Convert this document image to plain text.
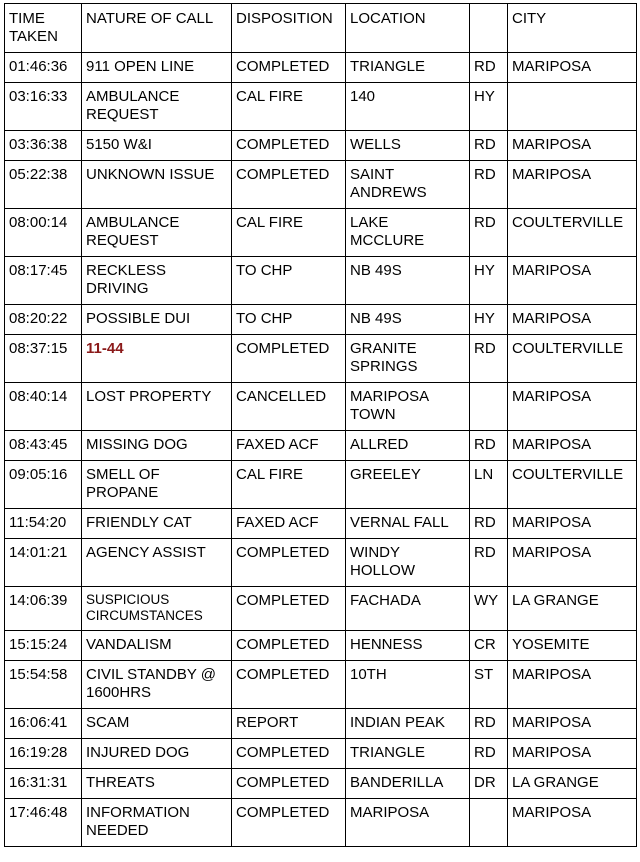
TIME TAKEN	NATURE OF CALL	DISPOSITION	LOCATION		CITY
01:46:36	911 OPEN LINE	COMPLETED	TRIANGLE	RD	MARIPOSA
03:16:33	AMBULANCE REQUEST	CAL FIRE	140	HY	
03:36:38	5150 W&I	COMPLETED	WELLS	RD	MARIPOSA
05:22:38	UNKNOWN ISSUE	COMPLETED	SAINT ANDREWS	RD	MARIPOSA
08:00:14	AMBULANCE REQUEST	CAL FIRE	LAKE MCCLURE	RD	COULTERVILLE
08:17:45	RECKLESS DRIVING	TO CHP	NB 49S	HY	MARIPOSA
08:20:22	POSSIBLE DUI	TO CHP	NB 49S	HY	MARIPOSA
08:37:15	11-44	COMPLETED	GRANITE SPRINGS	RD	COULTERVILLE
08:40:14	LOST PROPERTY	CANCELLED	MARIPOSA TOWN		MARIPOSA
08:43:45	MISSING DOG	FAXED ACF	ALLRED	RD	MARIPOSA
09:05:16	SMELL OF PROPANE	CAL FIRE	GREELEY	LN	COULTERVILLE
11:54:20	FRIENDLY CAT	FAXED ACF	VERNAL FALL	RD	MARIPOSA
14:01:21	AGENCY ASSIST	COMPLETED	WINDY HOLLOW	RD	MARIPOSA
14:06:39	SUSPICIOUS CIRCUMSTANCES	COMPLETED	FACHADA	WY	LA GRANGE
15:15:24	VANDALISM	COMPLETED	HENNESS	CR	YOSEMITE
15:54:58	CIVIL STANDBY @ 1600HRS	COMPLETED	10TH	ST	MARIPOSA
16:06:41	SCAM	REPORT	INDIAN PEAK	RD	MARIPOSA
16:19:28	INJURED DOG	COMPLETED	TRIANGLE	RD	MARIPOSA
16:31:31	THREATS	COMPLETED	BANDERILLA	DR	LA GRANGE
17:46:48	INFORMATION NEEDED	COMPLETED	MARIPOSA		MARIPOSA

══════════

## YOUR TASK
From the entries above, extract each line containing "COULTERVILLE".

## TASK RESPONSE
08:00:14	AMBULANCE REQUEST	CAL FIRE	LAKE MCCLURE	RD	COULTERVILLE
08:37:15	11-44	COMPLETED	GRANITE SPRINGS	RD	COULTERVILLE
09:05:16	SMELL OF PROPANE	CAL FIRE	GREELEY	LN	COULTERVILLE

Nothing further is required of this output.